• Raw records:
========================================
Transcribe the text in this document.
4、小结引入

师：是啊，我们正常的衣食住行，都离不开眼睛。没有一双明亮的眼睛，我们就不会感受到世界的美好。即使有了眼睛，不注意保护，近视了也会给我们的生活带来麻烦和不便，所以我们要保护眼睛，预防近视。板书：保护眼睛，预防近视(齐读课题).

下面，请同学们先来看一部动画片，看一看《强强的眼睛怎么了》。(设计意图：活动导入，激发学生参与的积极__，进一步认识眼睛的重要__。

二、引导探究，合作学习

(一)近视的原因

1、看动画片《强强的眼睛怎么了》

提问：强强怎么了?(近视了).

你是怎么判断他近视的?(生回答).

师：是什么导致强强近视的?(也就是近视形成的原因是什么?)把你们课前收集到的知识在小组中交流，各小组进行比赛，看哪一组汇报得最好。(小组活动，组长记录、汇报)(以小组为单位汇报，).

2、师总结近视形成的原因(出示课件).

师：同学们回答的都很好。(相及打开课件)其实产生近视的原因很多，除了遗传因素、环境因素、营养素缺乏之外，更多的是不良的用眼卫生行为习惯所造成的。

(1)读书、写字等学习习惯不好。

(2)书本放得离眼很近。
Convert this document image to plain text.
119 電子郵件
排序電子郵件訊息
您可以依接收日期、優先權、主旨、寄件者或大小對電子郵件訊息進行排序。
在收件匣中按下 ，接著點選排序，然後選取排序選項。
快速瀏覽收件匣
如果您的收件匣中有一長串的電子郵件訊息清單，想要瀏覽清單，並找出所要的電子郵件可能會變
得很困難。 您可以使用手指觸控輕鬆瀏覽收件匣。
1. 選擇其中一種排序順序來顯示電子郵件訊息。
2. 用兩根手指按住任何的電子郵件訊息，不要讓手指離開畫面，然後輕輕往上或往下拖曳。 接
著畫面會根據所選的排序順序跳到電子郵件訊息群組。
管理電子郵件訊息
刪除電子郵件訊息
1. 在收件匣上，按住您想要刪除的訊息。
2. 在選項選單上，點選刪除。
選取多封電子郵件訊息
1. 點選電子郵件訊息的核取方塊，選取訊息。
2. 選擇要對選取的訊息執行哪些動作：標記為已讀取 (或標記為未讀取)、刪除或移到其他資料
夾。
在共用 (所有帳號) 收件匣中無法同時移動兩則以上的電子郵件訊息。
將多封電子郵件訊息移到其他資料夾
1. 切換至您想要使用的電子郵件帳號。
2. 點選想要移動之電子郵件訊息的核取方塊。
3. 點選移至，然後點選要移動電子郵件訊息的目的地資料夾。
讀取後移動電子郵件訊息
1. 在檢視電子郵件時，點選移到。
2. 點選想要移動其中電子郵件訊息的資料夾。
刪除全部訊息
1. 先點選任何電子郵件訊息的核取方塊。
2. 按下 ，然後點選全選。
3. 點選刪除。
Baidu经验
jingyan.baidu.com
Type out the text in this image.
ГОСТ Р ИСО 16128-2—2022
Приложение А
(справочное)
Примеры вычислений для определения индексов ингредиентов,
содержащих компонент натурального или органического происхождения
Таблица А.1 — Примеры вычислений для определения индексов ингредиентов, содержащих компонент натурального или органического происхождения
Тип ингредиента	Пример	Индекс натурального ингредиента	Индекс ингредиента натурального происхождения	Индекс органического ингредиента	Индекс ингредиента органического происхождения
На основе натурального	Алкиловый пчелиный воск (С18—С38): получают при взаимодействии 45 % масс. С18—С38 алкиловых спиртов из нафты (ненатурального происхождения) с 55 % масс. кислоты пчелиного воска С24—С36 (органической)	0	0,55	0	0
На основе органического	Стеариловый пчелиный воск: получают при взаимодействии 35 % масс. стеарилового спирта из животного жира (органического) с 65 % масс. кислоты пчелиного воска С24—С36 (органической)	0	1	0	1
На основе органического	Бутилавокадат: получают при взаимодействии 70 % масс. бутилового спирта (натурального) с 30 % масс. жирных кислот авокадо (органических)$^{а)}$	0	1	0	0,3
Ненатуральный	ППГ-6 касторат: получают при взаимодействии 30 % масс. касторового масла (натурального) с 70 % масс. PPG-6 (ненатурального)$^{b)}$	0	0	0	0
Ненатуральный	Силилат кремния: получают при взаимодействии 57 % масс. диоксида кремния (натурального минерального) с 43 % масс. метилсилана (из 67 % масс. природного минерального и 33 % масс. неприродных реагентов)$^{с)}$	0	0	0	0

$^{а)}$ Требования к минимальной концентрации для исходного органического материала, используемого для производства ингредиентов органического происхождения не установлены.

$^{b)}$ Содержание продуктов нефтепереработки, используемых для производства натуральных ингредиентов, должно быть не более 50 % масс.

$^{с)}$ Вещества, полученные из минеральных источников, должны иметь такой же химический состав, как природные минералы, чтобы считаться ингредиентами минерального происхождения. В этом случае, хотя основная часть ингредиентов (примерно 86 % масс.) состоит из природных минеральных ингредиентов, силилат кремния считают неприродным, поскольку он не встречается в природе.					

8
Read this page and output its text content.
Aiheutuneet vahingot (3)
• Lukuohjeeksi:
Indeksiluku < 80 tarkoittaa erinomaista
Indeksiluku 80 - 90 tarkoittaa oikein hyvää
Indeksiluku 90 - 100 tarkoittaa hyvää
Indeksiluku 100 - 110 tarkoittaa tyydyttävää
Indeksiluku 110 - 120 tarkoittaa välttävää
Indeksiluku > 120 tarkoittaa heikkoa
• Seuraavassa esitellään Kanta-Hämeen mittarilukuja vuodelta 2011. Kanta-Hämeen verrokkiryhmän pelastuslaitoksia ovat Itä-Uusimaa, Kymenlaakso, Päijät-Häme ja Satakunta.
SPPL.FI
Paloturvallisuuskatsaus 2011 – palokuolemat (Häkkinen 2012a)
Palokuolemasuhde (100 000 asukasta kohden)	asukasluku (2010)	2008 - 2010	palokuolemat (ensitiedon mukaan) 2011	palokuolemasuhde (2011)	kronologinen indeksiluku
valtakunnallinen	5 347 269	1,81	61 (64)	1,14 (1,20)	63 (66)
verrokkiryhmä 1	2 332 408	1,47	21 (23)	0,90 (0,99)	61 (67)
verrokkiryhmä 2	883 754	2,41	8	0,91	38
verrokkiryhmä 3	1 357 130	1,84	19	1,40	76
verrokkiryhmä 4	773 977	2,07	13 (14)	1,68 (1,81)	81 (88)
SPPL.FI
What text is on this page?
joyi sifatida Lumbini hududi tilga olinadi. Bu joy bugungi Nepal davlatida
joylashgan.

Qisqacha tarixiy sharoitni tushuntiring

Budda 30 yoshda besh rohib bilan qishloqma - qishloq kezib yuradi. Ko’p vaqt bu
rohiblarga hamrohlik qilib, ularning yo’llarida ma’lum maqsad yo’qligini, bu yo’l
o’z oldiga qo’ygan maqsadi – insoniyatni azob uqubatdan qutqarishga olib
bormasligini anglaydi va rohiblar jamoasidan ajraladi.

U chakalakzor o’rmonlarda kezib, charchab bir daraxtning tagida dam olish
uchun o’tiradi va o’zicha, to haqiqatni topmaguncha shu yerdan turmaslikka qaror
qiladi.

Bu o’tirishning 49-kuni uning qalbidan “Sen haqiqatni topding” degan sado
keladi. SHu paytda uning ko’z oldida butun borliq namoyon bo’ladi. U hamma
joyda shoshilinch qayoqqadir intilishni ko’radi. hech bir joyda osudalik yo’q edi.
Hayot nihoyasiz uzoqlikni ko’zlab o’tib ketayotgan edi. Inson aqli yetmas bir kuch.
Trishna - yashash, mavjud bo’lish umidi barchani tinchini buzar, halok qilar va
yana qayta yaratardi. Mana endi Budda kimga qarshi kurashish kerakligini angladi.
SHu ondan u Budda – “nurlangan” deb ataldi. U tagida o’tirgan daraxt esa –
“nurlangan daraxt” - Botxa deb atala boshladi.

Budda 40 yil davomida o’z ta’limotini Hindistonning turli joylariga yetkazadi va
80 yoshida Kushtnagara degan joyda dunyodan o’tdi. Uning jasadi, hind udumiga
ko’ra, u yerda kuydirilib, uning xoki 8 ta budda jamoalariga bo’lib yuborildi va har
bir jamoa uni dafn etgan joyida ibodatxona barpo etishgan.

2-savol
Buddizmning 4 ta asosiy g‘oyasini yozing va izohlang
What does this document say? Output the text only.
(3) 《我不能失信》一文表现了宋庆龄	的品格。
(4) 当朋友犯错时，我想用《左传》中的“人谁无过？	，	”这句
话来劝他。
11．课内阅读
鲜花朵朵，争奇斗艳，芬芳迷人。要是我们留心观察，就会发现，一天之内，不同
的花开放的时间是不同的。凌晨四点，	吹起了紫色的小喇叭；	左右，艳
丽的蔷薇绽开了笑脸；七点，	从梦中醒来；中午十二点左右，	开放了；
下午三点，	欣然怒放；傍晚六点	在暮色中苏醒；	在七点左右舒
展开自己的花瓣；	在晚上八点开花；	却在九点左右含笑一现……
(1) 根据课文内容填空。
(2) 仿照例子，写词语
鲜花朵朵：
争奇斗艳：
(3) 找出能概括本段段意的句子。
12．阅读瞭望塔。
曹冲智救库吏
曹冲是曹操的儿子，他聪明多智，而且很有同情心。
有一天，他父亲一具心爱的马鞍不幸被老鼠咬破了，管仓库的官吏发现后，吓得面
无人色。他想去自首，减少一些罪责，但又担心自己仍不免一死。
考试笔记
========================================
• WHAT YOU WILL DO:
Search the records for the string "содержащих" and return every line in which it occurs.

• FULL ANSWER:
содержащих компонент натурального или органического происхождения
Таблица А.1 — Примеры вычислений для определения индексов ингредиентов, содержащих компонент натурального или органического происхождения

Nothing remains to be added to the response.